Data entries:
-- BEGIN --

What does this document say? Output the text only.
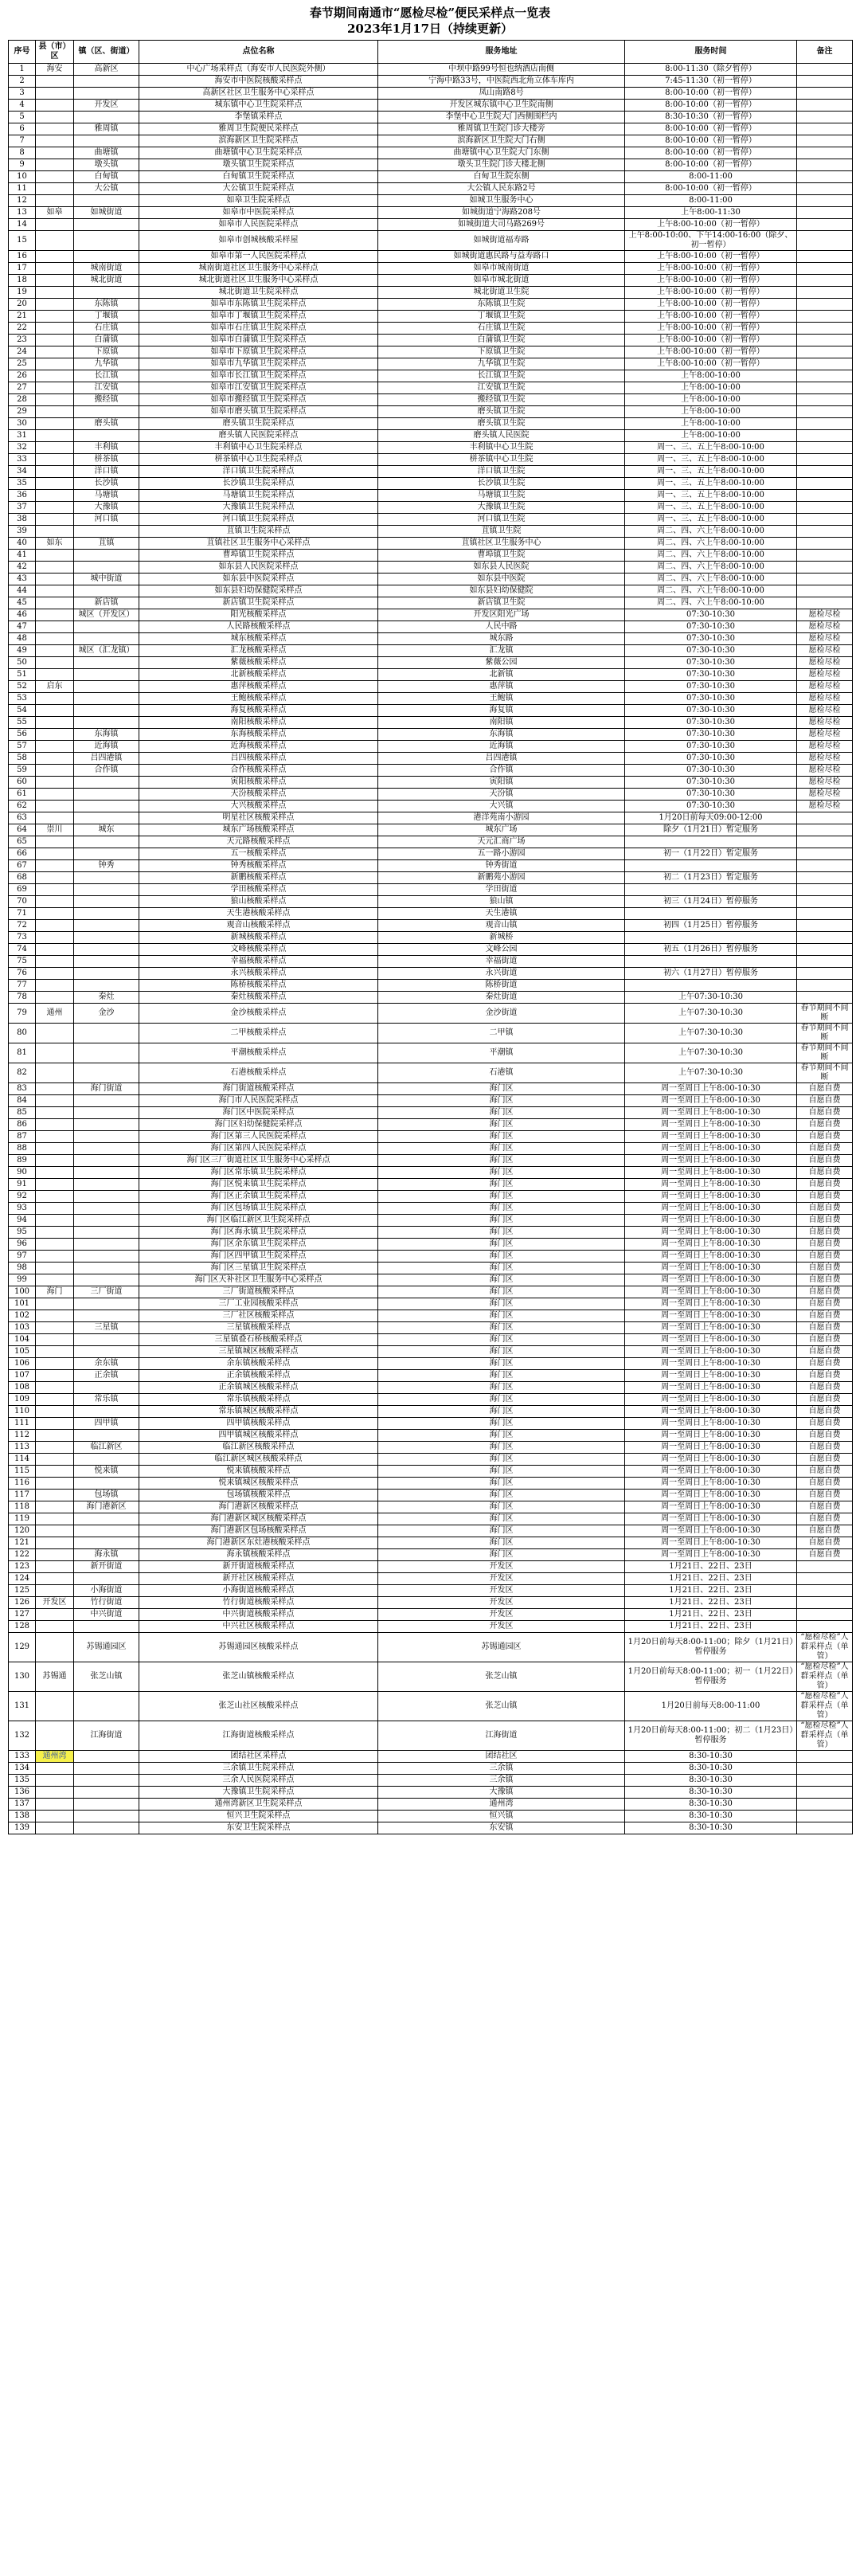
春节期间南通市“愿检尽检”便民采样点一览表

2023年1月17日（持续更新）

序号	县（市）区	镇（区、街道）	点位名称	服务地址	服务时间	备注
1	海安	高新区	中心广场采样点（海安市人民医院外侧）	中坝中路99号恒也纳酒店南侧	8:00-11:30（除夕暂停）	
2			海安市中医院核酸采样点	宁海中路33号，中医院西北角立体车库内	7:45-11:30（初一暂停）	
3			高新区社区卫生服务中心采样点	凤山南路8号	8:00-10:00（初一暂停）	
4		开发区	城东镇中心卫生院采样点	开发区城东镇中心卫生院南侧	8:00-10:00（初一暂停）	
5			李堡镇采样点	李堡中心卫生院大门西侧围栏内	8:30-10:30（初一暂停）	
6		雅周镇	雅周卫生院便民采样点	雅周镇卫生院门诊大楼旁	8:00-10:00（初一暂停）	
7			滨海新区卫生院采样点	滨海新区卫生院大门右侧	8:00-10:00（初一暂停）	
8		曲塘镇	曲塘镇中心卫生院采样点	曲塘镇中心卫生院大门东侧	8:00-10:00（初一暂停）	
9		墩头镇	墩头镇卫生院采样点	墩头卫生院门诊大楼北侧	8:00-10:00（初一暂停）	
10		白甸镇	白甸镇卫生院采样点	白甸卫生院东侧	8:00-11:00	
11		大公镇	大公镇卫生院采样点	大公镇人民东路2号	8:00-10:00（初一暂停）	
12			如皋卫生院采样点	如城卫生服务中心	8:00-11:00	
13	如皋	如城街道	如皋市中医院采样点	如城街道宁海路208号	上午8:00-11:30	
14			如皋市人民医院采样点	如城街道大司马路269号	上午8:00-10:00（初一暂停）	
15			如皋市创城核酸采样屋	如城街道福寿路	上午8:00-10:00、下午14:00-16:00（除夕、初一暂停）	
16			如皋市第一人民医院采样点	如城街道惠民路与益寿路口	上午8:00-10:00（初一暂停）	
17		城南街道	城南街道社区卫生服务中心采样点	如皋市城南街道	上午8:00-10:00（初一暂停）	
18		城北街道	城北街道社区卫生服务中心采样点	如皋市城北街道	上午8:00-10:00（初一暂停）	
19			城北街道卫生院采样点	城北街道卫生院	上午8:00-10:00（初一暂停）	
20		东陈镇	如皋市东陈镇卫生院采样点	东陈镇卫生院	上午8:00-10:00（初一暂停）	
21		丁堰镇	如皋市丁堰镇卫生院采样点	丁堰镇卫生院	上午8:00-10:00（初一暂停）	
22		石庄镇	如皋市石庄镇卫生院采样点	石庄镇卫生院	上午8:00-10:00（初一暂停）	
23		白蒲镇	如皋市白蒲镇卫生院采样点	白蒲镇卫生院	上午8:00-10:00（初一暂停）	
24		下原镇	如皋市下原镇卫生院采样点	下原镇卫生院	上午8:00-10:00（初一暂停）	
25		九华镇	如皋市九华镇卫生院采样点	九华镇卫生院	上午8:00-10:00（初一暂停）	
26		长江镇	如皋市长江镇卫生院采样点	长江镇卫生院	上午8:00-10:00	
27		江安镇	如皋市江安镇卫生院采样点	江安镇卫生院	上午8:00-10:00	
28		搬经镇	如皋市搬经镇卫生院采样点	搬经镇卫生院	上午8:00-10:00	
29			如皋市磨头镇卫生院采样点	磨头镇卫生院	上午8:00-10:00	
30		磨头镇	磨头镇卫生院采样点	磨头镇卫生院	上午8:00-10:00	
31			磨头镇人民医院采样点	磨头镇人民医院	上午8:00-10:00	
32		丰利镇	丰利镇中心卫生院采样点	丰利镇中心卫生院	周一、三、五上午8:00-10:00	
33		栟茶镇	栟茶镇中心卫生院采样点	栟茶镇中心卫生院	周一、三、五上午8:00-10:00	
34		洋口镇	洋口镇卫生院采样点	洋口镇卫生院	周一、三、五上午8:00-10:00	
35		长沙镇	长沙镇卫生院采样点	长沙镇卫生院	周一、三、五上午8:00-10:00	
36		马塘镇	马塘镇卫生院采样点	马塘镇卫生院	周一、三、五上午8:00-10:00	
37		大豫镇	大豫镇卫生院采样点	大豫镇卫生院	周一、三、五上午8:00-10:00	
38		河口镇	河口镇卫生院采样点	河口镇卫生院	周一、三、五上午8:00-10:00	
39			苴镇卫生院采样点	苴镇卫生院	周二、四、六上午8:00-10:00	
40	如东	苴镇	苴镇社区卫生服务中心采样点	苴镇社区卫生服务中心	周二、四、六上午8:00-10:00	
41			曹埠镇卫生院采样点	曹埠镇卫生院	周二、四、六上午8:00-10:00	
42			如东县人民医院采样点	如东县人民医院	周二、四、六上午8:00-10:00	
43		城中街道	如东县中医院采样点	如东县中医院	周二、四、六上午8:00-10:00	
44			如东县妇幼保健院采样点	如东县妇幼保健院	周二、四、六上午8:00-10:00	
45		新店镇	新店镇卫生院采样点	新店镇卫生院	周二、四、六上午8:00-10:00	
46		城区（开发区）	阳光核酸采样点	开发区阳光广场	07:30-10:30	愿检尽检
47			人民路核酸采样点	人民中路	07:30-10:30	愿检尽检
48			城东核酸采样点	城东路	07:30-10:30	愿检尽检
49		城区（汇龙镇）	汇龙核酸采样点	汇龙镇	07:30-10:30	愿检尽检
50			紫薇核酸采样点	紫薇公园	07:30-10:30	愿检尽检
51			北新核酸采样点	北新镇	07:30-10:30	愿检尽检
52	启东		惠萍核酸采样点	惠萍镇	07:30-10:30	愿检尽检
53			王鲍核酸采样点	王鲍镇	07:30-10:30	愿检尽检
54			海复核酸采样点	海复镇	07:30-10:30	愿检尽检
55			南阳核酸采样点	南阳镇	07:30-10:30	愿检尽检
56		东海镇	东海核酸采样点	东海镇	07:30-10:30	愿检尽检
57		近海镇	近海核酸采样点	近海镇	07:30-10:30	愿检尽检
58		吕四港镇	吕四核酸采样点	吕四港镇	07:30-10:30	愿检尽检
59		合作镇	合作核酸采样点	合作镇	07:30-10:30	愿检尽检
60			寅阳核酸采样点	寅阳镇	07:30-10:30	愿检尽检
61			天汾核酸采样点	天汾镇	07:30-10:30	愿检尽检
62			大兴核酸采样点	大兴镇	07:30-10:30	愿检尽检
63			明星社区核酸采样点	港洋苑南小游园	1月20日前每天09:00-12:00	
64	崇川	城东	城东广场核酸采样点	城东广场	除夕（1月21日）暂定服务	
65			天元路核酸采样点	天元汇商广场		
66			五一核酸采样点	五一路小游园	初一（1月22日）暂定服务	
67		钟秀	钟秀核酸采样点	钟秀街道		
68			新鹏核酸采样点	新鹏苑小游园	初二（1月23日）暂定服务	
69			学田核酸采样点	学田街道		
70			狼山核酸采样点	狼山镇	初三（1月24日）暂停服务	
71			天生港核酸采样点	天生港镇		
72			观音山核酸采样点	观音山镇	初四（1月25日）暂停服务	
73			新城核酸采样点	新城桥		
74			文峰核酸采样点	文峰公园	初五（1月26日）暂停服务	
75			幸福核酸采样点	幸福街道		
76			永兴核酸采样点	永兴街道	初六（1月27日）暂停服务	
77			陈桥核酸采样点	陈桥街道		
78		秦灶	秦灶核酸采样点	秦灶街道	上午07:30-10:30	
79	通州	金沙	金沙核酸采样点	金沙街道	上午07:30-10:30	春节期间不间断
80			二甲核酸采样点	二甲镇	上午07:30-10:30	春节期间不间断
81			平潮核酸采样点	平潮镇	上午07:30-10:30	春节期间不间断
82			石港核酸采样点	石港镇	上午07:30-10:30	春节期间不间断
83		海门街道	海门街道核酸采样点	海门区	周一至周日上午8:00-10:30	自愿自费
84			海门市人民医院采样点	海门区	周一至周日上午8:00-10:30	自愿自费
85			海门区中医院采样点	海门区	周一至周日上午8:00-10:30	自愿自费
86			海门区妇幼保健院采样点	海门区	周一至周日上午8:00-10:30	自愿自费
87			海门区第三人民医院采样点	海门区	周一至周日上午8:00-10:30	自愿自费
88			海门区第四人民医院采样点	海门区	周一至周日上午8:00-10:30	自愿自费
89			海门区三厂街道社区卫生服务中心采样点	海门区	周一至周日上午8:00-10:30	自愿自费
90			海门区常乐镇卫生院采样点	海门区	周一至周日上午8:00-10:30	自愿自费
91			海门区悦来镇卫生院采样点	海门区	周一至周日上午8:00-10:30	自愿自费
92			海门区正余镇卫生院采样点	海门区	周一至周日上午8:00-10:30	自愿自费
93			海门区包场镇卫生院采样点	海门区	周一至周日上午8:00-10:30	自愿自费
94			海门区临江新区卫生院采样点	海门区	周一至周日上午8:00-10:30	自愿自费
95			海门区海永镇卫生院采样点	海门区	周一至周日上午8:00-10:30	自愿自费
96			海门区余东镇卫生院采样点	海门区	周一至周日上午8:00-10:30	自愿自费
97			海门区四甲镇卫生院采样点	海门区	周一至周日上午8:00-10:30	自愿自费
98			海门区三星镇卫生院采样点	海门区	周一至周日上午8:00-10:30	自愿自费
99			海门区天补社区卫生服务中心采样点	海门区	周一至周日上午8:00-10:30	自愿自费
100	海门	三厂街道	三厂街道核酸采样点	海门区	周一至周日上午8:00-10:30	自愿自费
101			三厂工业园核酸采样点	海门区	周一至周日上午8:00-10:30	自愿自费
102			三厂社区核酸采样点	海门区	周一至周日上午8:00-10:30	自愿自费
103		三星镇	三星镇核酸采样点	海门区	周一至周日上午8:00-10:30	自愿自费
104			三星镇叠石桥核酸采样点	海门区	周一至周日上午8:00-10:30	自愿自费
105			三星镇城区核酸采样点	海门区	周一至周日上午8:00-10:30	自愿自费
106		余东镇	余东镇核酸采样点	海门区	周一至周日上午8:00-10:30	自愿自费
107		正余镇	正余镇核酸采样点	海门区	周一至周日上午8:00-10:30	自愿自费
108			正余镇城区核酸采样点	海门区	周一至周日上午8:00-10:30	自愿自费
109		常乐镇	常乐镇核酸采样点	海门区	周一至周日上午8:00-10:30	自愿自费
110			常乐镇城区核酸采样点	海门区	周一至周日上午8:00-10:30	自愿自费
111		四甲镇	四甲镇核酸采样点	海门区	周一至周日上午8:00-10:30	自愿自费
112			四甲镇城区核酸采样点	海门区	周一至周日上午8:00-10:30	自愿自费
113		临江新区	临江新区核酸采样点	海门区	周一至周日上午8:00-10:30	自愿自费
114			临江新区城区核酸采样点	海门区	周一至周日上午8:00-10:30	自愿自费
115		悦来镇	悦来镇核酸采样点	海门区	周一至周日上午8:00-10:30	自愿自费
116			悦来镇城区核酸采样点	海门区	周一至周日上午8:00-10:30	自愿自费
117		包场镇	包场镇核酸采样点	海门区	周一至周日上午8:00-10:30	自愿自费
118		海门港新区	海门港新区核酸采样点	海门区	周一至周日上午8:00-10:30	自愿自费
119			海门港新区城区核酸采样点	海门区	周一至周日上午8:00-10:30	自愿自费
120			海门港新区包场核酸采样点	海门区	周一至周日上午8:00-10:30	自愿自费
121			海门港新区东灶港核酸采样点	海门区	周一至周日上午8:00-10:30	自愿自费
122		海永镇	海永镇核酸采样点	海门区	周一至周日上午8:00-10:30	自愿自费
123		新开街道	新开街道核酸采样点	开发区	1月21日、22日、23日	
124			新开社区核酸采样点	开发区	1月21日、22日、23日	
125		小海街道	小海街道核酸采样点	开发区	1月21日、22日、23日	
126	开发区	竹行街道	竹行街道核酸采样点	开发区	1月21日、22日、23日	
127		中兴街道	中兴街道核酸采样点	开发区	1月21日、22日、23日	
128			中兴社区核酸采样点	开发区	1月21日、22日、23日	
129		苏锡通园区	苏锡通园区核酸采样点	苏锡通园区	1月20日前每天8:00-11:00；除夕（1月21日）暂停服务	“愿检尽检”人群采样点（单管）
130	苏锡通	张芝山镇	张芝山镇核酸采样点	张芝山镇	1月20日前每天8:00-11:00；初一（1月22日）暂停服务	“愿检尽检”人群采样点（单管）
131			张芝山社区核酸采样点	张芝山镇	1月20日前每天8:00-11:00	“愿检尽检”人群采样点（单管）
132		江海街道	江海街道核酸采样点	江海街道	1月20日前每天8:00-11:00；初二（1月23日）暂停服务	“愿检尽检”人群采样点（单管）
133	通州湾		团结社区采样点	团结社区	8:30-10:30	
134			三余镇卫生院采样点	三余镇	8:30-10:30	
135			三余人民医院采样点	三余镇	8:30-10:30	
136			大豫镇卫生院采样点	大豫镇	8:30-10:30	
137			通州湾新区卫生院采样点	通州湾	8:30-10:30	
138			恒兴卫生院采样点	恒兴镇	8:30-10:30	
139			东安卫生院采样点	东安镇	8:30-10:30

-- END --
-- BEGIN --

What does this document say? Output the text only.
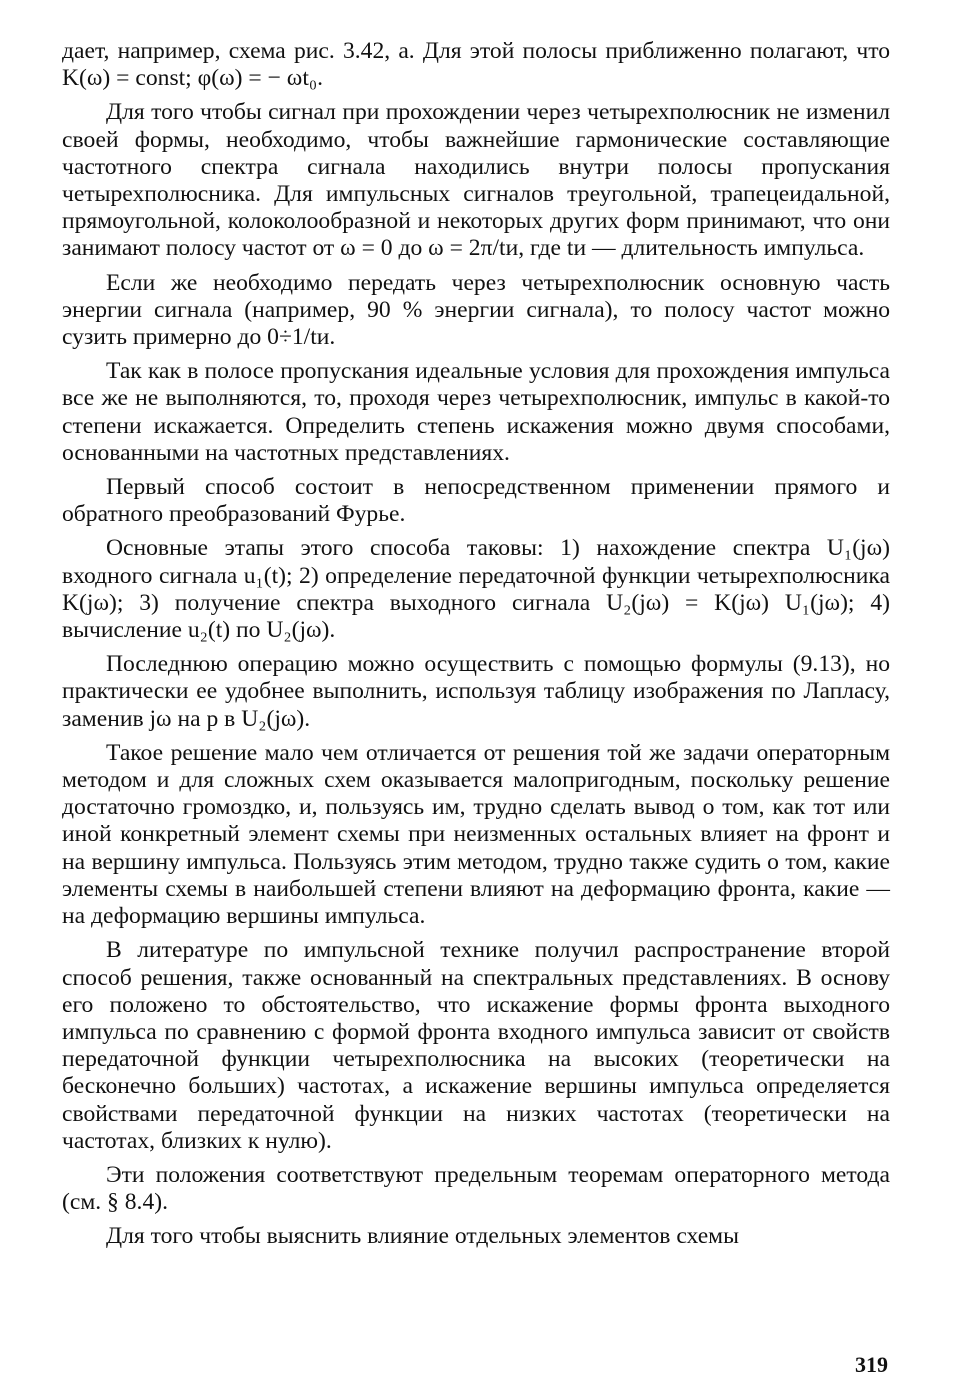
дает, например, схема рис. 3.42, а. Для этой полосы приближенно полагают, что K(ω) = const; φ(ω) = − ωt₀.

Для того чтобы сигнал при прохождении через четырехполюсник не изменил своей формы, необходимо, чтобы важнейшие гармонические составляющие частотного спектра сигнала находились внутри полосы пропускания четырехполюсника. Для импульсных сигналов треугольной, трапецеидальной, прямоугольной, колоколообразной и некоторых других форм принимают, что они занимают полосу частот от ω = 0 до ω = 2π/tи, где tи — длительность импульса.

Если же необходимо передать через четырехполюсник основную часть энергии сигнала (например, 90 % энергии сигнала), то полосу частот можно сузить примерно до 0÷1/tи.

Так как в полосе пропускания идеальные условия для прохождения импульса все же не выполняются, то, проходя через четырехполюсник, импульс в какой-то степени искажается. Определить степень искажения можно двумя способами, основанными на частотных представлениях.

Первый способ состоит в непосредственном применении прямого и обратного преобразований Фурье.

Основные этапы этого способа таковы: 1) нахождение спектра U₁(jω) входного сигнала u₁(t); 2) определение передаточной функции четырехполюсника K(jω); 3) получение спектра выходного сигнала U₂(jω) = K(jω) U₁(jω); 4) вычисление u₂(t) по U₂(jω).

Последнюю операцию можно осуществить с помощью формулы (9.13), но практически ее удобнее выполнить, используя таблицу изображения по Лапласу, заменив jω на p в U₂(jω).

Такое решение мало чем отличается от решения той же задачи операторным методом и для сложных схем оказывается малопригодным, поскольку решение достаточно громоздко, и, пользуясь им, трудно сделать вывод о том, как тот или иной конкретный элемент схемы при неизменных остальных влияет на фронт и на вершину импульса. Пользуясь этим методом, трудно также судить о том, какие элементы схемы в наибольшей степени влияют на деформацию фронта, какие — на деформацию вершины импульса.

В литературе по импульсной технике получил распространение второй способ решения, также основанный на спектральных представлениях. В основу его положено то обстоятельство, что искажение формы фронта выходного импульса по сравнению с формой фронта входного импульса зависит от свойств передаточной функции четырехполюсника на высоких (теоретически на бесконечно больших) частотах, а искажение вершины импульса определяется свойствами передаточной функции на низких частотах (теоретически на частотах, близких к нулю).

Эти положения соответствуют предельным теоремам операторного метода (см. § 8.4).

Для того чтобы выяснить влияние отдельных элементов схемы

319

-- END --

What needs to be done:
Search the data for "например" and list every line in which it occurs.

Solution to the exercise:
дает, например, схема рис. 3.42, а. Для этой полосы приближенно полагают, что K(ω) = const; φ(ω) = − ωt₀.
Если же необходимо передать через четырехполюсник основную часть энергии сигнала (например, 90 % энергии сигнала), то полосу частот можно сузить примерно до 0÷1/tи.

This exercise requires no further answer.